WHAT NEEDS TO BE DONE:
Copy every line that holds "Amount".

THE DATA:
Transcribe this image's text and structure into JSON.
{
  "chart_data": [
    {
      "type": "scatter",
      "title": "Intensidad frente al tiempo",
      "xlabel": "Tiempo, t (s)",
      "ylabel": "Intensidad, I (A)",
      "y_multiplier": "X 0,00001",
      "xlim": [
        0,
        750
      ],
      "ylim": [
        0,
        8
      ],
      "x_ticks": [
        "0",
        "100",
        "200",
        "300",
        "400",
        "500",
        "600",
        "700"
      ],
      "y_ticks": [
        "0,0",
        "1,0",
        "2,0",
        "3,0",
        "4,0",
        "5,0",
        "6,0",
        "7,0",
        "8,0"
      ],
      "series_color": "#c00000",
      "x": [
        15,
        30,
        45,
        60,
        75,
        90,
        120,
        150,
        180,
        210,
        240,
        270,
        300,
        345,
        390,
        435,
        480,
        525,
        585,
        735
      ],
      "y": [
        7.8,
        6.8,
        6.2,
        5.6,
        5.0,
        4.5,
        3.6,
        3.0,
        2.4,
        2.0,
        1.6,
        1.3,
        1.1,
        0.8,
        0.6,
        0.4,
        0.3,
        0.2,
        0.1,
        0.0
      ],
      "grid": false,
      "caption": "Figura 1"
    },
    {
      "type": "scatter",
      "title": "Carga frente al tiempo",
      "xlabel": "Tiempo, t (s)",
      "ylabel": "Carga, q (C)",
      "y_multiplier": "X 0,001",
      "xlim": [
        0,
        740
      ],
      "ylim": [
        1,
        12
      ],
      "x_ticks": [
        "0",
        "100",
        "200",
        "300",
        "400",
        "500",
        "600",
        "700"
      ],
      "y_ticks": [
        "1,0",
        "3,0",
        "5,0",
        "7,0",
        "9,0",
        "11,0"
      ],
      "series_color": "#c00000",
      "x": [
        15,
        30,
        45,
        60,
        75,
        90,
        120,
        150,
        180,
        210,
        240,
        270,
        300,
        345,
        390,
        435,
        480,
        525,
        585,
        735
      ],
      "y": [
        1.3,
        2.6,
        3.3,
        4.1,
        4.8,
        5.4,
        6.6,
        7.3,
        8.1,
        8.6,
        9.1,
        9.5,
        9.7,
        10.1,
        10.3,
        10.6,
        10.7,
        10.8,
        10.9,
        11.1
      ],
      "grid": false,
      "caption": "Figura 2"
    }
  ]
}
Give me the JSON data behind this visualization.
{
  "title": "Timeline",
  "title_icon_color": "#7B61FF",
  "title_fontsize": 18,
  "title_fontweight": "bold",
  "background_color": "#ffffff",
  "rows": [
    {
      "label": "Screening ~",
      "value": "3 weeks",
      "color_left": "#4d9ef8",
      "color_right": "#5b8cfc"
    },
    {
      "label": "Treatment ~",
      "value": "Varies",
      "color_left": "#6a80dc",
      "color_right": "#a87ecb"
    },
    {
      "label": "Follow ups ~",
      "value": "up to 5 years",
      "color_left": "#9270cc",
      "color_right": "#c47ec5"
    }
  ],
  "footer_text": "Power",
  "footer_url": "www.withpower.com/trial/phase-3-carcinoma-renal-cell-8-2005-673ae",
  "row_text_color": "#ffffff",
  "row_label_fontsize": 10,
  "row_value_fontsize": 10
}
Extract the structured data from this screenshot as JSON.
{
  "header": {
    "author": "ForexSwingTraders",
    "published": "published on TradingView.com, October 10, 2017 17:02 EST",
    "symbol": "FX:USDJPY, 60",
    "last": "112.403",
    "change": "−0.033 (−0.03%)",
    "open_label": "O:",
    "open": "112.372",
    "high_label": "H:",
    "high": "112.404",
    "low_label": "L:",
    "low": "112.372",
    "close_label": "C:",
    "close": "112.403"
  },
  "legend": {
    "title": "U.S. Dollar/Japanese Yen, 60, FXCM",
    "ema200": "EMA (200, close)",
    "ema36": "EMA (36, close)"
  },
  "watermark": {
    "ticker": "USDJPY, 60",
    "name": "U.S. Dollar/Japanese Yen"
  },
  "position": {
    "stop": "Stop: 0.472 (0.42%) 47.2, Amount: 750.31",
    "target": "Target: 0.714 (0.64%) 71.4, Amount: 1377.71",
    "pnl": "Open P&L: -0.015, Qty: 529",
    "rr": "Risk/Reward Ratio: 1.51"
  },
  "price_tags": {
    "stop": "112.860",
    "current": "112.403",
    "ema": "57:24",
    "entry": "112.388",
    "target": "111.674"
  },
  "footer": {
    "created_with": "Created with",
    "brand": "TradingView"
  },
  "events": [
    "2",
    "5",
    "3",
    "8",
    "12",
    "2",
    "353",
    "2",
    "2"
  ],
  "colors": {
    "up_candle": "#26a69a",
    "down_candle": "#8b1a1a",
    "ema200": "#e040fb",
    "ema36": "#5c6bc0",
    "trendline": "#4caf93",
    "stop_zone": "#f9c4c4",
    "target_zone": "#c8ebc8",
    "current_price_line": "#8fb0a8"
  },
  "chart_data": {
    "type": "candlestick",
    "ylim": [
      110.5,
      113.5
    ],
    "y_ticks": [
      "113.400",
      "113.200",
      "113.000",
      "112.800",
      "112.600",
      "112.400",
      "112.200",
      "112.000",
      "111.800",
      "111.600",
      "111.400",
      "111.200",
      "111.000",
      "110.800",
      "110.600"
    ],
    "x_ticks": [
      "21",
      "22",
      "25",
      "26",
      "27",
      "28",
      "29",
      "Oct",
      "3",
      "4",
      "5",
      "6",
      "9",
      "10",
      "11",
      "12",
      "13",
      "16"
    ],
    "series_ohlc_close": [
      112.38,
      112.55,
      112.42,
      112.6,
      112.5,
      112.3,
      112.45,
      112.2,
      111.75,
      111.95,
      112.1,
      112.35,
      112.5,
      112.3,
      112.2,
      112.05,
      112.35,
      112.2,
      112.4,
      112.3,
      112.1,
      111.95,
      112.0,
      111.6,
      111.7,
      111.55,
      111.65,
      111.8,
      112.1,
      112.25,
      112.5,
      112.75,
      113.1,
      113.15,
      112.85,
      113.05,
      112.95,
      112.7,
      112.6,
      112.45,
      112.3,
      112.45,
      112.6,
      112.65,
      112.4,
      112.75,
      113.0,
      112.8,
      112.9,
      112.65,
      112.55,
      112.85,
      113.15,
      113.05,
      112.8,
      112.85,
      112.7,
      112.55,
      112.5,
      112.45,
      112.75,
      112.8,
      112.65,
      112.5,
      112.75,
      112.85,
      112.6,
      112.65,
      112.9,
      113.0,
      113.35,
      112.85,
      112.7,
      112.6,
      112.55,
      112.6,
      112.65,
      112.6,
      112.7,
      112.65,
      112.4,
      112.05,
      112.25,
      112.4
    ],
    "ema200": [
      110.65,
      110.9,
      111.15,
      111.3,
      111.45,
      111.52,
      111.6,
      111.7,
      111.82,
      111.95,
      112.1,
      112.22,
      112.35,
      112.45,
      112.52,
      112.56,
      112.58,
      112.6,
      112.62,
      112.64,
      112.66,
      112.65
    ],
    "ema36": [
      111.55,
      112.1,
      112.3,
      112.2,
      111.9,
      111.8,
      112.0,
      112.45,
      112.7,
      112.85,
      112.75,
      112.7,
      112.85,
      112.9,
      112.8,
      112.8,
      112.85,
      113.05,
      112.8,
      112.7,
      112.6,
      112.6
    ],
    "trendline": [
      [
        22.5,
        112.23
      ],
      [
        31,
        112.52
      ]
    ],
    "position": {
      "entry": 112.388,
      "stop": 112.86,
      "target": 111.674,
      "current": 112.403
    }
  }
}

ANSWER FOR THE TASK:
    "stop": "Stop: 0.472 (0.42%) 47.2, Amount: 750.31",
    "target": "Target: 0.714 (0.64%) 71.4, Amount: 1377.71",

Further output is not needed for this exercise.